*Work instructions*
Lines that include the word "name" are the ones to copy.

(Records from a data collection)
::::::::

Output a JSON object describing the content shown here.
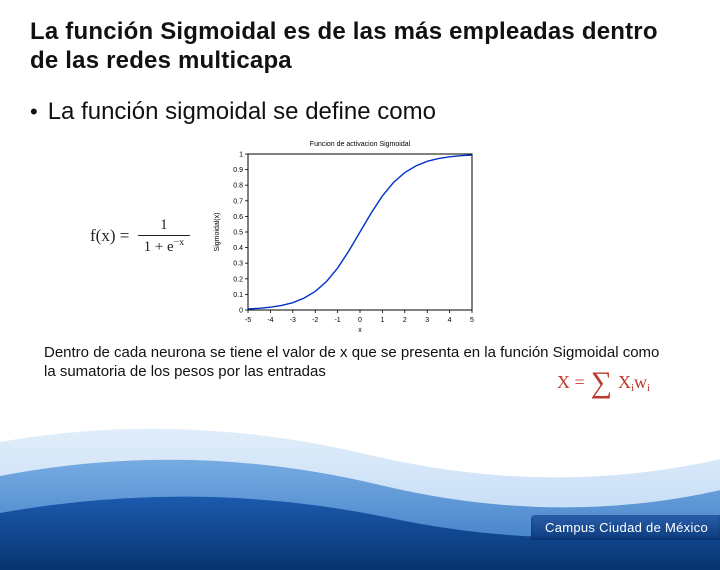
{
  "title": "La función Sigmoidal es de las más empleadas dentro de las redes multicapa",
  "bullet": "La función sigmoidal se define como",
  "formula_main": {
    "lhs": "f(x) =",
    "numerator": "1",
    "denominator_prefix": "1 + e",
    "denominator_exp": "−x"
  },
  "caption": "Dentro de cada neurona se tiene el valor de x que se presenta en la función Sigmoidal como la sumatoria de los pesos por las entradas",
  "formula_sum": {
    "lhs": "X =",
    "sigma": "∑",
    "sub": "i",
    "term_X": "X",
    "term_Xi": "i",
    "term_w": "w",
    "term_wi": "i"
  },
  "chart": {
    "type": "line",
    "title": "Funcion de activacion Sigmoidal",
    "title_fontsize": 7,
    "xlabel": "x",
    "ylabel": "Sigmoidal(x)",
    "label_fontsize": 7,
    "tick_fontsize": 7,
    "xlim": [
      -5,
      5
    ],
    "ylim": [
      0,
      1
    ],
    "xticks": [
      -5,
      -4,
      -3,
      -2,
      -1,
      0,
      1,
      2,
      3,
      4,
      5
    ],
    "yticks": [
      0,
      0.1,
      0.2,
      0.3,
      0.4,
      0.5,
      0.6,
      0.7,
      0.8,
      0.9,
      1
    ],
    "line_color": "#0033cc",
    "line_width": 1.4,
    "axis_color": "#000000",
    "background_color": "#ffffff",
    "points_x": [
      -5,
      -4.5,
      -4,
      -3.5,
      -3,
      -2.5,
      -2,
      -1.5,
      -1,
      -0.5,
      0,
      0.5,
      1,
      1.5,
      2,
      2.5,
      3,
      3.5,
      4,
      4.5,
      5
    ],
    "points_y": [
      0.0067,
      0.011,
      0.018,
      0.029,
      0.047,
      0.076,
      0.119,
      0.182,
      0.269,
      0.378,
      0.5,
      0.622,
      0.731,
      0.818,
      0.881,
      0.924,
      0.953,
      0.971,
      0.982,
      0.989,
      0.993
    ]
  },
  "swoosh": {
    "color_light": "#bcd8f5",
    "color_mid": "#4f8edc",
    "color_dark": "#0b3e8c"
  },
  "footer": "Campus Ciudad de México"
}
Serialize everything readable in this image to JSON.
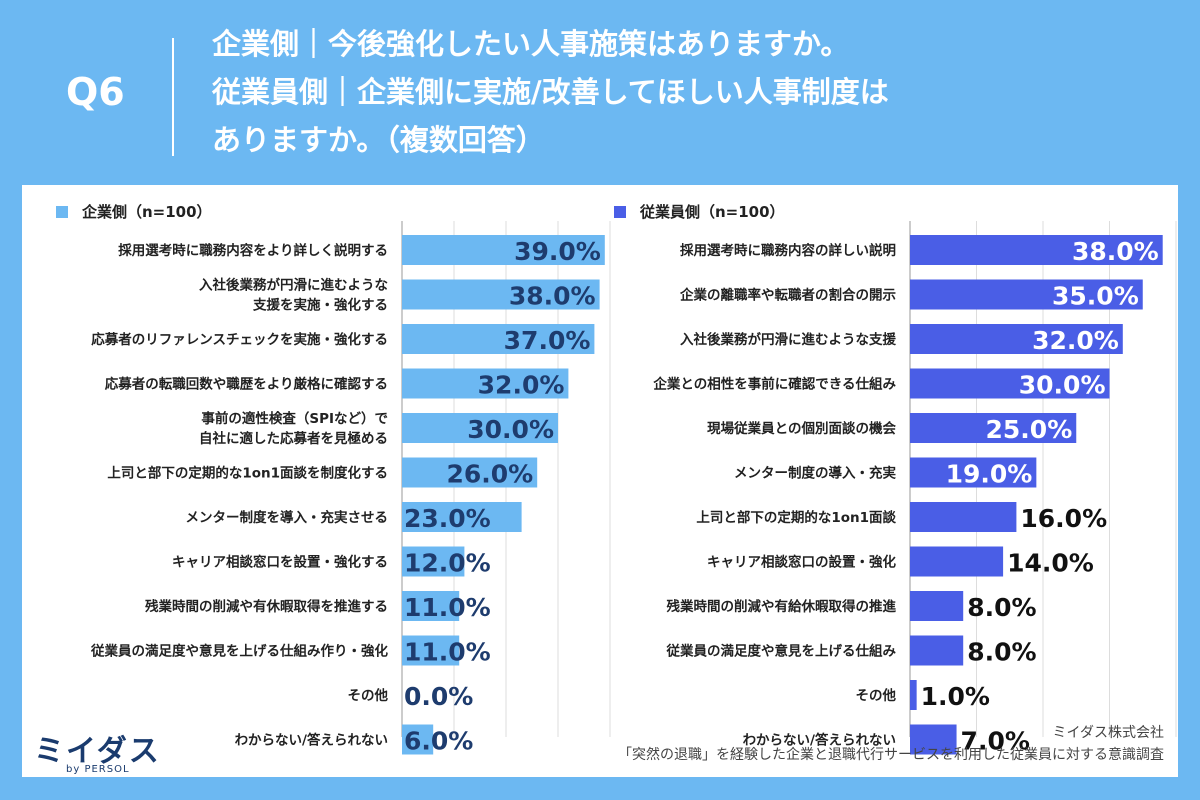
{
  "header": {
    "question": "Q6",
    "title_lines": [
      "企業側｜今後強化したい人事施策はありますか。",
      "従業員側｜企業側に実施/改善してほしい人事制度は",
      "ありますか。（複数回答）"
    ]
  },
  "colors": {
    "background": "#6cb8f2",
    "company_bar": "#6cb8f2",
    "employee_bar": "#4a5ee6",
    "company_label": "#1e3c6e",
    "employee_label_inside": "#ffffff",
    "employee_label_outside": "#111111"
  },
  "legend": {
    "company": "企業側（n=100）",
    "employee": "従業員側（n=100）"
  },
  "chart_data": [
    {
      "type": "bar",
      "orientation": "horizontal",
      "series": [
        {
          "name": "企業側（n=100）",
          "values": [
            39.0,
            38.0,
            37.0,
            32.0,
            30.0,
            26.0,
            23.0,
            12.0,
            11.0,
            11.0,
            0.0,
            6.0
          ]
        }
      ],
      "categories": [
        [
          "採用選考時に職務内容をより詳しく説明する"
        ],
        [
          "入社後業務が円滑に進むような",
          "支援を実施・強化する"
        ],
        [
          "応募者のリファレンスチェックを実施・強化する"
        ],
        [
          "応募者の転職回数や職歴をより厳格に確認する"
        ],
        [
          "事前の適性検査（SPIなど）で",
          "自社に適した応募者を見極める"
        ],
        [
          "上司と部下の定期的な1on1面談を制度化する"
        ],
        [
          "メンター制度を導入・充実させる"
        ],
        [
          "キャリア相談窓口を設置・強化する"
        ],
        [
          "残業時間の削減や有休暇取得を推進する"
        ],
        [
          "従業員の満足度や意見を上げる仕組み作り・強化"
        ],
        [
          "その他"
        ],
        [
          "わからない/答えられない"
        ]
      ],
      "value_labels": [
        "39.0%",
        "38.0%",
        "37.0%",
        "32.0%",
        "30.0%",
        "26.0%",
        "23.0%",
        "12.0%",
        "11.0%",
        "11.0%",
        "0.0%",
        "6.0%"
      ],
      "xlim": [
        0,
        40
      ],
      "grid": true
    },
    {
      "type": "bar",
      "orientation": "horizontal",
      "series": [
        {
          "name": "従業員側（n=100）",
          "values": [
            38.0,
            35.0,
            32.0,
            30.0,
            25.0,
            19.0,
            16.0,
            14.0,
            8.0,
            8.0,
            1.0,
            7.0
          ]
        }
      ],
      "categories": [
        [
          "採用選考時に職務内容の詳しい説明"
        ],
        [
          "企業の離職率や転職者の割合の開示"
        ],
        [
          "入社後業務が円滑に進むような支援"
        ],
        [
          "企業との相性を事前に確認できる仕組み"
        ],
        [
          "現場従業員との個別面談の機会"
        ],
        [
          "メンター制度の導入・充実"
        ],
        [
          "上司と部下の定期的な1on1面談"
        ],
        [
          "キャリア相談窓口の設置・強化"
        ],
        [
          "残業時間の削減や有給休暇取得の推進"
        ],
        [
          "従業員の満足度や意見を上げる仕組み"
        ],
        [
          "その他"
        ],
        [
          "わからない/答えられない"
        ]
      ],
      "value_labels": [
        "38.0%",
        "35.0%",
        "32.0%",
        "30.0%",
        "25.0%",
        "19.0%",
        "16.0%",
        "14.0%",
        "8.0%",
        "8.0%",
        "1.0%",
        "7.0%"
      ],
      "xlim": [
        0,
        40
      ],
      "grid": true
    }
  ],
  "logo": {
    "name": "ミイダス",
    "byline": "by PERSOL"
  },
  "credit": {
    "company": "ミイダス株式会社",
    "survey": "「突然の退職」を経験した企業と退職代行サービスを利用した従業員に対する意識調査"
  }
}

::::::::

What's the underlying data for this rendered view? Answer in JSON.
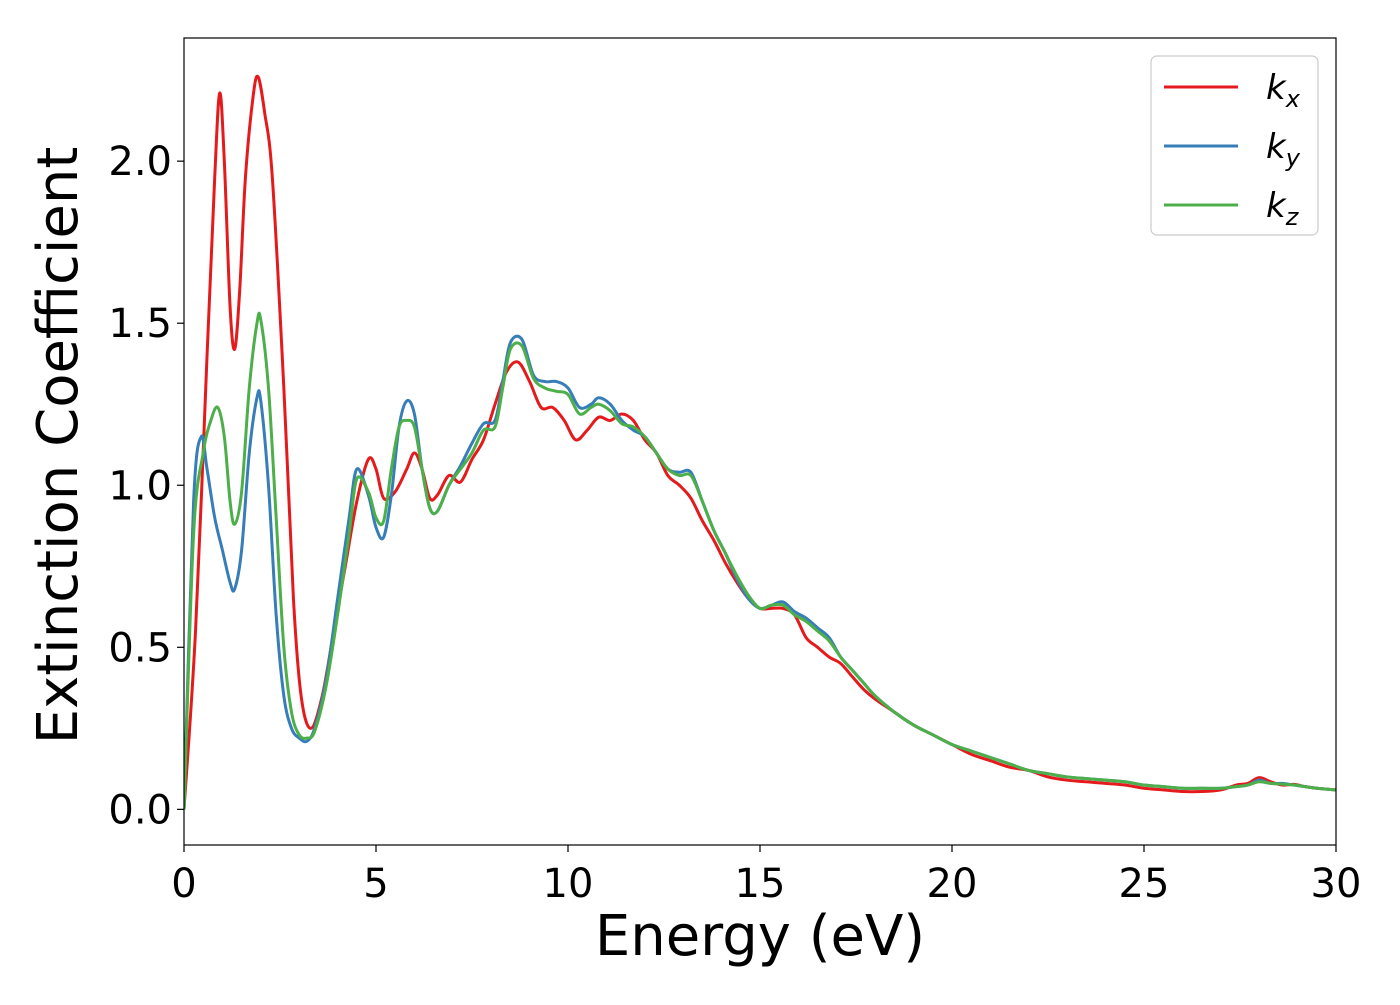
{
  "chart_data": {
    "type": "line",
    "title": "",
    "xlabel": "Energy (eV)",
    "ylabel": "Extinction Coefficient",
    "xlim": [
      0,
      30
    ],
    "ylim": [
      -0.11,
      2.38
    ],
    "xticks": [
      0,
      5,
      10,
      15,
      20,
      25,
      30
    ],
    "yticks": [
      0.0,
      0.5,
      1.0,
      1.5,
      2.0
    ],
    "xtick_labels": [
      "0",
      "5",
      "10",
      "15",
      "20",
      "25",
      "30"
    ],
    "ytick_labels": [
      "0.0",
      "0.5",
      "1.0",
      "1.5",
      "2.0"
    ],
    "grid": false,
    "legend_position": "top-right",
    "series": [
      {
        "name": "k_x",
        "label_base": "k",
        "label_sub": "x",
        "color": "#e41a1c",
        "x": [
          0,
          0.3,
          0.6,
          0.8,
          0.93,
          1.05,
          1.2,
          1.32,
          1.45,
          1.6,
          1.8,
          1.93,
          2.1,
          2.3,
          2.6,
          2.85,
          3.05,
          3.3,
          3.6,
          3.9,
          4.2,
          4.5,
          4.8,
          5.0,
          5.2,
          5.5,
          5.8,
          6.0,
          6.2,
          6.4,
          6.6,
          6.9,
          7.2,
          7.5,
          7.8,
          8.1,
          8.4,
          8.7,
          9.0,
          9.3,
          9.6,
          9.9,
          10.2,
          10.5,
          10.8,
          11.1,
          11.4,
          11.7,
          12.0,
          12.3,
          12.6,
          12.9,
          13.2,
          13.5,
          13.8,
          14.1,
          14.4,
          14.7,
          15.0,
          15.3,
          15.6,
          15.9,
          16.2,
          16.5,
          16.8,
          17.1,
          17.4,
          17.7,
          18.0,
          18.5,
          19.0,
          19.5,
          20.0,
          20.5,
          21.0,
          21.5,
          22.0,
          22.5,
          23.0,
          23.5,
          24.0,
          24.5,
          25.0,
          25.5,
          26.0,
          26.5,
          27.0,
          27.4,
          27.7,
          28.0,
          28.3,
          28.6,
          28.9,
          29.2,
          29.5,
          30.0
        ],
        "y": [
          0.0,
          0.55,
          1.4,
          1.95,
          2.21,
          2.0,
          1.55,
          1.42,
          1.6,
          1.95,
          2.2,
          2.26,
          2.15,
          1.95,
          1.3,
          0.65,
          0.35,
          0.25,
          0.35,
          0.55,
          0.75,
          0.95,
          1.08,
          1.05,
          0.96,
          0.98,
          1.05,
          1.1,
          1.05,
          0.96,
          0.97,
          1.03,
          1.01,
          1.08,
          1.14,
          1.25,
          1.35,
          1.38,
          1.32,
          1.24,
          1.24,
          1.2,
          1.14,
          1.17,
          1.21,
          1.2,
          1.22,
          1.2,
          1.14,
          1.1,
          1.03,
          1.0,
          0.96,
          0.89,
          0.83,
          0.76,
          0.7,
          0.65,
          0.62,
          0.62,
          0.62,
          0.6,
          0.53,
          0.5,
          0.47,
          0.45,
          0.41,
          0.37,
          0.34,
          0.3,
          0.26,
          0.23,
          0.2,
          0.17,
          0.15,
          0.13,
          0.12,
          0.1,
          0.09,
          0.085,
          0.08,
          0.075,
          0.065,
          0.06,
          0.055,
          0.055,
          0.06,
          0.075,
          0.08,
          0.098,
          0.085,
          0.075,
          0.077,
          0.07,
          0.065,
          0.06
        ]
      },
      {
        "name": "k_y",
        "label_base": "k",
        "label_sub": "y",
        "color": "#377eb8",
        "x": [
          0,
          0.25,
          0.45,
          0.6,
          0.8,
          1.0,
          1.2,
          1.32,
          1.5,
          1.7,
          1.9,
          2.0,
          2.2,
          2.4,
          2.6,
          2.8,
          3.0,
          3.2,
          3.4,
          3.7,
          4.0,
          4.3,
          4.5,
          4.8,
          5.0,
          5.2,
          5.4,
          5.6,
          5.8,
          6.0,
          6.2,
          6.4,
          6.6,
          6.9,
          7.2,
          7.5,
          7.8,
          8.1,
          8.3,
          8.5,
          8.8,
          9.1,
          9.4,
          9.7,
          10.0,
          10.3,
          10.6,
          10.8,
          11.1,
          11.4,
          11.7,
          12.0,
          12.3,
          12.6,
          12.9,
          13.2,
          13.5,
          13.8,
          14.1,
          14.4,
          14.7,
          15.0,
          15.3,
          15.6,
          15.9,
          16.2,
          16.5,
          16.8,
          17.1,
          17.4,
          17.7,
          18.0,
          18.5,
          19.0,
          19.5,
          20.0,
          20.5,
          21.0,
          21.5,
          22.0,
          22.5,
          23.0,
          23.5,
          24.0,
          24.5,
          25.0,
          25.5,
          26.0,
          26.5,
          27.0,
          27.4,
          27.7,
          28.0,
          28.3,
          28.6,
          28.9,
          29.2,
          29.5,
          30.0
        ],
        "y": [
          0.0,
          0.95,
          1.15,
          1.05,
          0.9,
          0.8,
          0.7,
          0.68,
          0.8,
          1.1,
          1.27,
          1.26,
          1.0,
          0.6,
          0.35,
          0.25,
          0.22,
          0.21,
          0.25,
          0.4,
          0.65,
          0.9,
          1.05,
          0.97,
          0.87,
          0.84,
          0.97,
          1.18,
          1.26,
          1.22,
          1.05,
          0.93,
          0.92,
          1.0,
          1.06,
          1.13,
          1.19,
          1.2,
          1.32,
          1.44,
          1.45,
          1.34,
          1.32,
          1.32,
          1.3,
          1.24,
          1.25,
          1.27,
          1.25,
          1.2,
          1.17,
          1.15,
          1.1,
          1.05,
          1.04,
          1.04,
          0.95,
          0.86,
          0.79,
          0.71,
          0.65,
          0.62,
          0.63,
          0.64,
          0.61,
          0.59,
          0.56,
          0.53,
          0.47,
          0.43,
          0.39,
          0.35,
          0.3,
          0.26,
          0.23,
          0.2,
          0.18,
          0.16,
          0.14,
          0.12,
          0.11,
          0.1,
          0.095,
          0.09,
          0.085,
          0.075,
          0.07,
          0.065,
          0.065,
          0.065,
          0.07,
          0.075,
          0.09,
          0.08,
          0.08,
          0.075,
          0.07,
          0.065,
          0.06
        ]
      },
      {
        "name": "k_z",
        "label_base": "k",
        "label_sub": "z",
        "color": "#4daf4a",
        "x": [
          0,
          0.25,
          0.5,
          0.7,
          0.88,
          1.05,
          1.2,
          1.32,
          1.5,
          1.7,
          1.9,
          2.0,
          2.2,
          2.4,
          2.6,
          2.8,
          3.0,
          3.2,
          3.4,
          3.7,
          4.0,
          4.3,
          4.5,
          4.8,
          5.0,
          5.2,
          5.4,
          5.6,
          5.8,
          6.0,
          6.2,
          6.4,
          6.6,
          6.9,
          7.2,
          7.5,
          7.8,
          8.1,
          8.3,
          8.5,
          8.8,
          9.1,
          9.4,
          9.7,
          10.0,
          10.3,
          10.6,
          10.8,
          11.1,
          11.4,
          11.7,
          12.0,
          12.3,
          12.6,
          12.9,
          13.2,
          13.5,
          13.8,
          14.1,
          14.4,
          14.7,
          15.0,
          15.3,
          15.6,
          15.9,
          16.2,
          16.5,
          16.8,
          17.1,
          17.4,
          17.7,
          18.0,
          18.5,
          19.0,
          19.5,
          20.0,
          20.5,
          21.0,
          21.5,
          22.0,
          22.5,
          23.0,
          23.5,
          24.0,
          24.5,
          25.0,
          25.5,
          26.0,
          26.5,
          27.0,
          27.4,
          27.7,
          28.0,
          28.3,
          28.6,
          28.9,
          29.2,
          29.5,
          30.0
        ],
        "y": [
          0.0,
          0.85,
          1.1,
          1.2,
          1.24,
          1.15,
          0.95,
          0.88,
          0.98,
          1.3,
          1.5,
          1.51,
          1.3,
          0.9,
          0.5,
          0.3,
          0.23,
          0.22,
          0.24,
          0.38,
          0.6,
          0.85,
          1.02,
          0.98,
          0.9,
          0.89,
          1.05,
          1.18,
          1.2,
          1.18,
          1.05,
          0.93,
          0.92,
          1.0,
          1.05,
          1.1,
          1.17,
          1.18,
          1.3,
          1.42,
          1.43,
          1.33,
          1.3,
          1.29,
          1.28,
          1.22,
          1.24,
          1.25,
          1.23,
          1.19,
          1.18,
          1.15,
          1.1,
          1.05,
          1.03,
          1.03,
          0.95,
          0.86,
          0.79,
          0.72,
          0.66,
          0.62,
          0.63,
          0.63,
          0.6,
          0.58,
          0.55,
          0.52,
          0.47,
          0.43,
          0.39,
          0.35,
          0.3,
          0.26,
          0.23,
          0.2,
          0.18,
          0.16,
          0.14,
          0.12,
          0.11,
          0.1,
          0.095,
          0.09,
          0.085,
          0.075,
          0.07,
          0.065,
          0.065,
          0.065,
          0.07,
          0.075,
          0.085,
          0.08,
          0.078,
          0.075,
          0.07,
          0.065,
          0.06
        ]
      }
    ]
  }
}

::::::::

*Reply*
          "name": "企業側（n=100）",
          "name": "従業員側（n=100）",
    "name": "ミイダス",
        "name": "k_x",
        "name": "k_y",
        "name": "k_z",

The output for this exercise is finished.